Reproduce verbatim the rows from the one containing "action-line: を最新バージョンに更新する (133, 615, 367, 635)" through the one containing "actions-heading-en: The following", including both of those rows, and nothing else.

- **Dataset excerpts**:
================================
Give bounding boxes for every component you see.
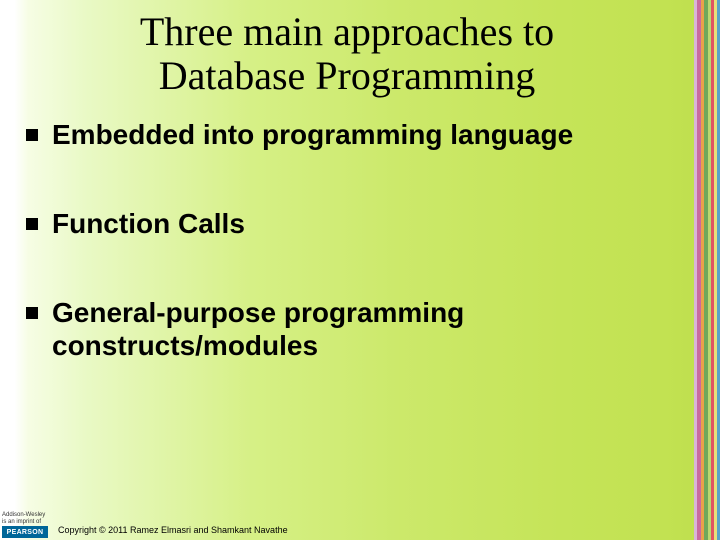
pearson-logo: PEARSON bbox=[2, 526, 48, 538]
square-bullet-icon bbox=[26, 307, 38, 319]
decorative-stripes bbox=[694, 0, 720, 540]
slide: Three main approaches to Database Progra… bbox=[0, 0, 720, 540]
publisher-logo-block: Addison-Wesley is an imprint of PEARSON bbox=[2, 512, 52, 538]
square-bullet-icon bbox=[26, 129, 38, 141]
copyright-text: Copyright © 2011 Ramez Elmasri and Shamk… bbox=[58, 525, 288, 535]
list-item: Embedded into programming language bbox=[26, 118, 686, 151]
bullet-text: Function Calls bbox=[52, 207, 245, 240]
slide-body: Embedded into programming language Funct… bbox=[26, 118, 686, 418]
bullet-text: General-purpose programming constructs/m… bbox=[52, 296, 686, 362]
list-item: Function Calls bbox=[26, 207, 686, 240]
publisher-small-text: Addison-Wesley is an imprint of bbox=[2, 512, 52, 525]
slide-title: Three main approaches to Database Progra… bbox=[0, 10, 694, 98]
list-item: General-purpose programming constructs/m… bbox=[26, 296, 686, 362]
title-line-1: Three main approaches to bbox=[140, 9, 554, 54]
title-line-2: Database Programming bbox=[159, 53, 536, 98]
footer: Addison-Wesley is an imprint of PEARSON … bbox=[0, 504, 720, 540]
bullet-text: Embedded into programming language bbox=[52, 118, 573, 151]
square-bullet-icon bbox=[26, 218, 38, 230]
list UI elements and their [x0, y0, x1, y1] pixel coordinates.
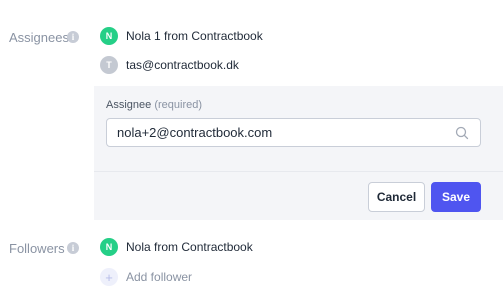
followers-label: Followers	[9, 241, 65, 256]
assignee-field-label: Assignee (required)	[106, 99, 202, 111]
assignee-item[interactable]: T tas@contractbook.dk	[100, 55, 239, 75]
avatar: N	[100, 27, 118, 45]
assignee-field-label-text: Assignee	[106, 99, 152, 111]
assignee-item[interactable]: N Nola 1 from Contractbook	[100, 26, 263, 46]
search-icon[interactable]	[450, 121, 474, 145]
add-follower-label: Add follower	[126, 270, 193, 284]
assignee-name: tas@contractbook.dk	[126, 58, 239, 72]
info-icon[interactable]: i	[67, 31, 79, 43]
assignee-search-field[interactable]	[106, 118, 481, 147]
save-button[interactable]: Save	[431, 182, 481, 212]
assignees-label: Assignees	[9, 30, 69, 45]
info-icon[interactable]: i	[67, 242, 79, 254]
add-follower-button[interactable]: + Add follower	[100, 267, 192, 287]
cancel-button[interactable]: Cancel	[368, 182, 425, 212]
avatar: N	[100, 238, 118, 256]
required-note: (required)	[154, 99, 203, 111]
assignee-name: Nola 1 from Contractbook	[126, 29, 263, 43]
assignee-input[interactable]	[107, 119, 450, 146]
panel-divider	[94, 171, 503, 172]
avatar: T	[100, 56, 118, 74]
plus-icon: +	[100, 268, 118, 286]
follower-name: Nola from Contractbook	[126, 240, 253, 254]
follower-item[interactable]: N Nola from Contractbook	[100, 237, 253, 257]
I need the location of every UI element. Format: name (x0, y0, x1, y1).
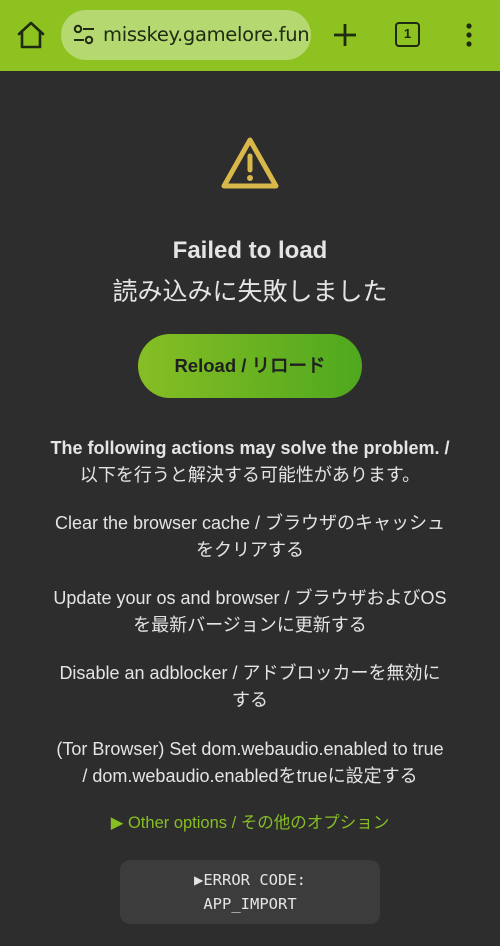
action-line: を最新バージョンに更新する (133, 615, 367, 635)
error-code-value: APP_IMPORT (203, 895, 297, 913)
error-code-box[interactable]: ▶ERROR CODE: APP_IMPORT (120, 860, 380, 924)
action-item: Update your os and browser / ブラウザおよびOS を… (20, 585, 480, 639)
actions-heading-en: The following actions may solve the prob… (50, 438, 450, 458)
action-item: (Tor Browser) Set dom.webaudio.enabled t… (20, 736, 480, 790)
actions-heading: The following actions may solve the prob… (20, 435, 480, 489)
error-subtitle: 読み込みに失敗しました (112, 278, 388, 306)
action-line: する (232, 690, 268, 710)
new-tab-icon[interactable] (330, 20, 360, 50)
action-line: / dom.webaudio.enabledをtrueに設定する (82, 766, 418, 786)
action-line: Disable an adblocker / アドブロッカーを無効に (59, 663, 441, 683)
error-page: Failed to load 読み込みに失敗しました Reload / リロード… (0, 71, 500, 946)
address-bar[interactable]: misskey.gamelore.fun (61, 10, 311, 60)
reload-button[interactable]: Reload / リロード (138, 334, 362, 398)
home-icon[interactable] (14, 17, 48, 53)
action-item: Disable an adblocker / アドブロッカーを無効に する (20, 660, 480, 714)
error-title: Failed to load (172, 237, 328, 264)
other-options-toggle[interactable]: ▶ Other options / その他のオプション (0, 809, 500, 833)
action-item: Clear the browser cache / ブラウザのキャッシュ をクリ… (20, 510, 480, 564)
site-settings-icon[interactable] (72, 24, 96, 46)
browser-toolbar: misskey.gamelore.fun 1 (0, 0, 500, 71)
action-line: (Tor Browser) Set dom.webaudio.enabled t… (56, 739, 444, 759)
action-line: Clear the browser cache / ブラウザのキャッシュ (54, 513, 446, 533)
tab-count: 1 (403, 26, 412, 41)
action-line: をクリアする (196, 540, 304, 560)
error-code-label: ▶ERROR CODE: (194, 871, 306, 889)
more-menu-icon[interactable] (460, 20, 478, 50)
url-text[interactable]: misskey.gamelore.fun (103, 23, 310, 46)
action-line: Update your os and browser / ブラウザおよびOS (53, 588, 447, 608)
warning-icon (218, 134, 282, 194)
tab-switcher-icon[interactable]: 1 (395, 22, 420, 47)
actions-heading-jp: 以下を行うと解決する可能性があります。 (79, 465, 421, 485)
================================
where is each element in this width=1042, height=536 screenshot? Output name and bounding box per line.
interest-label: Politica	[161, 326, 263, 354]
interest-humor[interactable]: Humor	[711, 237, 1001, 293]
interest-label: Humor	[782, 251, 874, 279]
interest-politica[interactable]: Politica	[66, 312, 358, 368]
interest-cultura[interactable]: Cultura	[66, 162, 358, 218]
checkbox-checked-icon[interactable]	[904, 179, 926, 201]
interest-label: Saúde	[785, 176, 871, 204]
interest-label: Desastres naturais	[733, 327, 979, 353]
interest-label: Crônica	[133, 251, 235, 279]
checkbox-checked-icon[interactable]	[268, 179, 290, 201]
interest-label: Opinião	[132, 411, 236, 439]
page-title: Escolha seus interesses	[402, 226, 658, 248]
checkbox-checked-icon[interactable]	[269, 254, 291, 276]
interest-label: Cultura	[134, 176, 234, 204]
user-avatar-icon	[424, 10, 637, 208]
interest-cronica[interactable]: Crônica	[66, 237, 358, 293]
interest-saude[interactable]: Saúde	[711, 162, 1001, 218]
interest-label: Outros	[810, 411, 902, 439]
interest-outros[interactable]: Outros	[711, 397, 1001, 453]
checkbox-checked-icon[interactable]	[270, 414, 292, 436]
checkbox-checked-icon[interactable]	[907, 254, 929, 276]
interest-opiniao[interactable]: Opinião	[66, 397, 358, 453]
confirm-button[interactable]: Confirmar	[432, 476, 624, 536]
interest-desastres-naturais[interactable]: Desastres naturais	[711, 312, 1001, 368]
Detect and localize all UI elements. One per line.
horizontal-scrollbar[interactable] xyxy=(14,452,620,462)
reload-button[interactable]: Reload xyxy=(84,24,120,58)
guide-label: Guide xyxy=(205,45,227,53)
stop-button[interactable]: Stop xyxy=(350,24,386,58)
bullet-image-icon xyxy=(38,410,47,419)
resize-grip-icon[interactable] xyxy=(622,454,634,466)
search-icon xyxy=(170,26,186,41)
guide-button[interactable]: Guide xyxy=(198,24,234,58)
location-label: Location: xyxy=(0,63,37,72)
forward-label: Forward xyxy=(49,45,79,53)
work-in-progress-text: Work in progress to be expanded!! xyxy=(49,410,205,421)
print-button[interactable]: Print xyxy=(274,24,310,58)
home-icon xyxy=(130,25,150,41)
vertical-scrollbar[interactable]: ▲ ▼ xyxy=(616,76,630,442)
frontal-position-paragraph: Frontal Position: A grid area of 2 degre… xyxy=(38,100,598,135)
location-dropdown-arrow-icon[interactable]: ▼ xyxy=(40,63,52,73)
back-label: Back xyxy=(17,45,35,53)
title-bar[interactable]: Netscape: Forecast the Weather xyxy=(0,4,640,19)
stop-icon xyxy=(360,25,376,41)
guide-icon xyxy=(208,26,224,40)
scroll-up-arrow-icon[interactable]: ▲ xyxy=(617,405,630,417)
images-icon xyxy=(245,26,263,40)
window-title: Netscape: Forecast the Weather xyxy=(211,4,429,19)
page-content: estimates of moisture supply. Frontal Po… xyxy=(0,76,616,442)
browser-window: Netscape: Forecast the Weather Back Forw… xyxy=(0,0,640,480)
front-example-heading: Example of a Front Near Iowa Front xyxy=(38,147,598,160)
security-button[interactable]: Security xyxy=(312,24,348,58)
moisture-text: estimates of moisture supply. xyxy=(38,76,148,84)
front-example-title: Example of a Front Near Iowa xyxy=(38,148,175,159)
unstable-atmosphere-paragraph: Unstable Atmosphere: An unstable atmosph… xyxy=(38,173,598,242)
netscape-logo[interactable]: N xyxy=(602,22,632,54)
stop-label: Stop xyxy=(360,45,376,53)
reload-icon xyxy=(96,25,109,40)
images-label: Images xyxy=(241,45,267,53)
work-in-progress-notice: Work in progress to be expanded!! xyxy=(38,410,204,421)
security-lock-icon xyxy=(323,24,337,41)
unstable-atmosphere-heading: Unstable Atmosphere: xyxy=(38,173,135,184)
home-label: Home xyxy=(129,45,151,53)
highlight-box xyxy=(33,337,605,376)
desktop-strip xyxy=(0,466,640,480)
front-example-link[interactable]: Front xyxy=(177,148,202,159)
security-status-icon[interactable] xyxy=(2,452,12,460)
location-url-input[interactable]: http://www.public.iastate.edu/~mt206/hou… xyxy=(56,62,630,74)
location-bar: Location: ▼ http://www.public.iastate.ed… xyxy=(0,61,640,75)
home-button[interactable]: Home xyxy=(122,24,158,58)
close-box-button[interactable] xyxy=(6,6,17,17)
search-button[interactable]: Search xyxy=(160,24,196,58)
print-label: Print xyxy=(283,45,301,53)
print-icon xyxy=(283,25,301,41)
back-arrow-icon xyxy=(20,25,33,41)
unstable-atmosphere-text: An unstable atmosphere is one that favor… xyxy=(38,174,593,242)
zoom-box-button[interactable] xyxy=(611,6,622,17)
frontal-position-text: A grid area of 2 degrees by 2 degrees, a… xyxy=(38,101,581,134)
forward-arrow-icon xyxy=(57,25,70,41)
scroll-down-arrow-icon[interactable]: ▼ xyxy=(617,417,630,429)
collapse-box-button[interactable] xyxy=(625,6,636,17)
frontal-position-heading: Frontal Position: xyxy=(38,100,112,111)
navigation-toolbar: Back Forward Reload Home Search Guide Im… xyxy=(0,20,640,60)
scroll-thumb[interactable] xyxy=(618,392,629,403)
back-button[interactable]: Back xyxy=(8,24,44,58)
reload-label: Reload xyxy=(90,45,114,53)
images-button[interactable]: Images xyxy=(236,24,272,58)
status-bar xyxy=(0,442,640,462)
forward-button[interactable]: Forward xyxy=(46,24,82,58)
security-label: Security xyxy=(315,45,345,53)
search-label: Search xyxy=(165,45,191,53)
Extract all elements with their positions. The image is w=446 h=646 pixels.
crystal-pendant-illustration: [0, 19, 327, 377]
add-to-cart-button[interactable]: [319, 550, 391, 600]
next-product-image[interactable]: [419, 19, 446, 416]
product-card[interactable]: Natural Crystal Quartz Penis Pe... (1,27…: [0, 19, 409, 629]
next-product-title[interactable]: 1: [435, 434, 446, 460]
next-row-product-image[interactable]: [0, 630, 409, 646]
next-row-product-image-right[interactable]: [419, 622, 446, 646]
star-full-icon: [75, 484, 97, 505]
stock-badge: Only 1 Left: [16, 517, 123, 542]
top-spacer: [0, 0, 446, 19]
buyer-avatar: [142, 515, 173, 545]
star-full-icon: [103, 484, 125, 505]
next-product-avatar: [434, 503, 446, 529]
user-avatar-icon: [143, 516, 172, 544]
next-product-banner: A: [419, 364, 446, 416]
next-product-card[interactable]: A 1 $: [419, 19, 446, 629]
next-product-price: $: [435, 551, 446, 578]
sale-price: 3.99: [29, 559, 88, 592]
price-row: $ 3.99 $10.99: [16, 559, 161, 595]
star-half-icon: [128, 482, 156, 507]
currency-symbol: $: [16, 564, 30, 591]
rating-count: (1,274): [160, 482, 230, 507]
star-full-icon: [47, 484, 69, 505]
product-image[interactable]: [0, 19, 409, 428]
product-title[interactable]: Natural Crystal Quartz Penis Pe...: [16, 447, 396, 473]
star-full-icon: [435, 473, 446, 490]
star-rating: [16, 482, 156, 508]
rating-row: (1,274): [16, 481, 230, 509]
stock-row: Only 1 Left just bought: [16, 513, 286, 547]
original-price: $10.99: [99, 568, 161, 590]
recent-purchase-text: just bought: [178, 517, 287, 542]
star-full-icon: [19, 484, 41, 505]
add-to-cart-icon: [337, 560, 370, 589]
================================
- **Answer for the task**:
action-line: を最新バージョンに更新する (133, 615, 367, 635)
error-code-value: APP_IMPORT (203, 895, 297, 913)
error-code-box[interactable]: ▶ERROR CODE: APP_IMPORT (120, 860, 380, 924)
action-item: Update your os and browser / ブラウザおよびOS を… (20, 585, 480, 639)
actions-heading-en: The following actions may solve the prob… (50, 438, 450, 458)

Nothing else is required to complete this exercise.